** Begin Supplied entries **
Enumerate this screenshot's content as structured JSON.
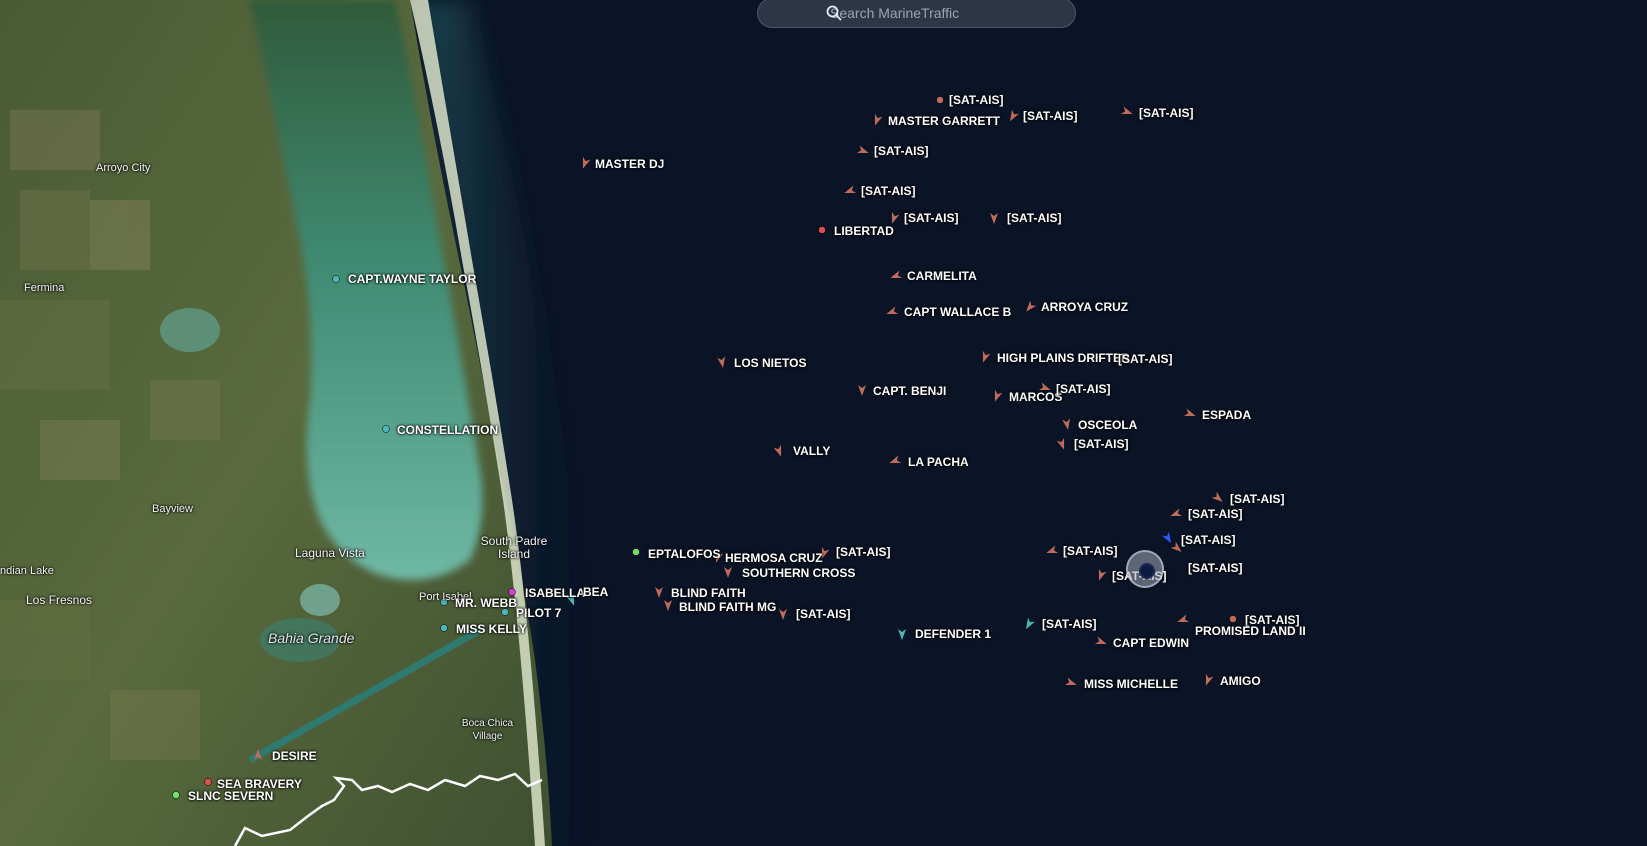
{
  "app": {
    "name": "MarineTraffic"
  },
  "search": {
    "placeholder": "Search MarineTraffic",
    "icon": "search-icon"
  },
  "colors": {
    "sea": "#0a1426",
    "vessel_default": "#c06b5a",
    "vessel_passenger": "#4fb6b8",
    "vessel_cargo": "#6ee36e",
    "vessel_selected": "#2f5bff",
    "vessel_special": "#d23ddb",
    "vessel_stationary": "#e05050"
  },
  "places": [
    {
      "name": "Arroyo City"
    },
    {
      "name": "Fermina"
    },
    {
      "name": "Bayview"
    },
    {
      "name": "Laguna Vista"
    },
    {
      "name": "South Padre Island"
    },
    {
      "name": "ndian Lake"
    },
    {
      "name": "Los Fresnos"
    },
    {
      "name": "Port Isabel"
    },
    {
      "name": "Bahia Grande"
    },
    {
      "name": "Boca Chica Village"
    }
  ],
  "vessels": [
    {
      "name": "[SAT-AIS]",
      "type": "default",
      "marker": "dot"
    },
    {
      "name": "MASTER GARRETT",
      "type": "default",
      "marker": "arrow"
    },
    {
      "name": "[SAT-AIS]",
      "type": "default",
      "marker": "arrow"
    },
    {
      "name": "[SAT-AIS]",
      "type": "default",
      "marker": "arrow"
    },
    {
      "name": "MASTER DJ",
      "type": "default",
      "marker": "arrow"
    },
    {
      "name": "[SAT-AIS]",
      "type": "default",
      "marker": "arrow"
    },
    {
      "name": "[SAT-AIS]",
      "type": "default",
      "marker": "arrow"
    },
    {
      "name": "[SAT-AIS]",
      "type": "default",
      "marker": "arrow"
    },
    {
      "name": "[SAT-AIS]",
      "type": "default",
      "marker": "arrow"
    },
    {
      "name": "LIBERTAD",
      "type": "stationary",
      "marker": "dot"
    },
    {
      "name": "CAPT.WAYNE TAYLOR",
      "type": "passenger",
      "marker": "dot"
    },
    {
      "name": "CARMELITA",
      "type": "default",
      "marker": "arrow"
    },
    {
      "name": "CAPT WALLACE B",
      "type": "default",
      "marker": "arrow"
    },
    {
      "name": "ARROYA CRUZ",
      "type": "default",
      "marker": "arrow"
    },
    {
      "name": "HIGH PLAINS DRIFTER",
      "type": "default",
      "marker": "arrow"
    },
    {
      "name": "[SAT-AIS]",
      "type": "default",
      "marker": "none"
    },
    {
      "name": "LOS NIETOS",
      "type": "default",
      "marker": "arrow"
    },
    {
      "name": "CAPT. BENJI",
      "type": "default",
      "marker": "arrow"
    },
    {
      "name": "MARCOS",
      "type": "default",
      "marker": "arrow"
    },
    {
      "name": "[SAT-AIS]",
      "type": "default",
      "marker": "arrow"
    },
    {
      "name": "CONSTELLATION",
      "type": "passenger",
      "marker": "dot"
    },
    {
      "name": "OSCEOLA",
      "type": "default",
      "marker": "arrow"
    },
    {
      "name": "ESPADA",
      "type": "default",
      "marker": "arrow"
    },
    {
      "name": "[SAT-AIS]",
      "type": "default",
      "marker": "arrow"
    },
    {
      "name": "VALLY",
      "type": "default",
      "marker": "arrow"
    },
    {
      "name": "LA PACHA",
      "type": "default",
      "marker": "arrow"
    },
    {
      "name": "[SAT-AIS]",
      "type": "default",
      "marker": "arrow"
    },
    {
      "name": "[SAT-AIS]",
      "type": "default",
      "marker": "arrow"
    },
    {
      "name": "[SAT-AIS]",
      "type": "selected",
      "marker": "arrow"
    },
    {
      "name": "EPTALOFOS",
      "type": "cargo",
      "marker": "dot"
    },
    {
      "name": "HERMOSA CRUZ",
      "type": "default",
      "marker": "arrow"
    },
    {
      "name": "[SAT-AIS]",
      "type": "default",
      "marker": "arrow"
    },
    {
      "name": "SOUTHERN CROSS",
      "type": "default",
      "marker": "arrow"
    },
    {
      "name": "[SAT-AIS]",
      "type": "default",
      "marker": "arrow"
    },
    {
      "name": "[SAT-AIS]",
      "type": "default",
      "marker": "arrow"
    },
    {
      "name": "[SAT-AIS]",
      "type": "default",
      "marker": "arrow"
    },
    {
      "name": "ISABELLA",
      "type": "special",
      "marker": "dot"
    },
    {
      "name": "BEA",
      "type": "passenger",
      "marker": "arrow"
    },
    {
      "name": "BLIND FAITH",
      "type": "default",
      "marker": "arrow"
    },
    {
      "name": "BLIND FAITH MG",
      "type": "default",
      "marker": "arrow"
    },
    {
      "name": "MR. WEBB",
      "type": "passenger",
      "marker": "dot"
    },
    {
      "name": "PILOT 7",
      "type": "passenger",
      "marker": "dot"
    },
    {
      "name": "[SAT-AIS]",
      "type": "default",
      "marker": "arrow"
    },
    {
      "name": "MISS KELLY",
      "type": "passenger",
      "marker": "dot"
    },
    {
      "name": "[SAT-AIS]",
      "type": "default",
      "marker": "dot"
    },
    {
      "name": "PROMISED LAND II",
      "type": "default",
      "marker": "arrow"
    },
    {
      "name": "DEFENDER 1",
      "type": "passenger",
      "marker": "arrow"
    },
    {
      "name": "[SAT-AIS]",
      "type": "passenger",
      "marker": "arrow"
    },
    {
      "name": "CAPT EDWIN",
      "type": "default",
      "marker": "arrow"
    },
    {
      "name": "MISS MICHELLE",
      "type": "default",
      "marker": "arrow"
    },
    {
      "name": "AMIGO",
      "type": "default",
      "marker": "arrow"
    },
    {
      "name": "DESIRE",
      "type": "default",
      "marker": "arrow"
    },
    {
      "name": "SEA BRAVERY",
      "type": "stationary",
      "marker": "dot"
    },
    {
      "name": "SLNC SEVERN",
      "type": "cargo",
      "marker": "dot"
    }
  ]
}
** End Supplied entries **
Copy down every line of the material above that includes the string "CAPT".

**Response to this exercise:**
      "name": "CAPT.WAYNE TAYLOR",
      "name": "CAPT WALLACE B",
      "name": "CAPT. BENJI",
      "name": "CAPT EDWIN",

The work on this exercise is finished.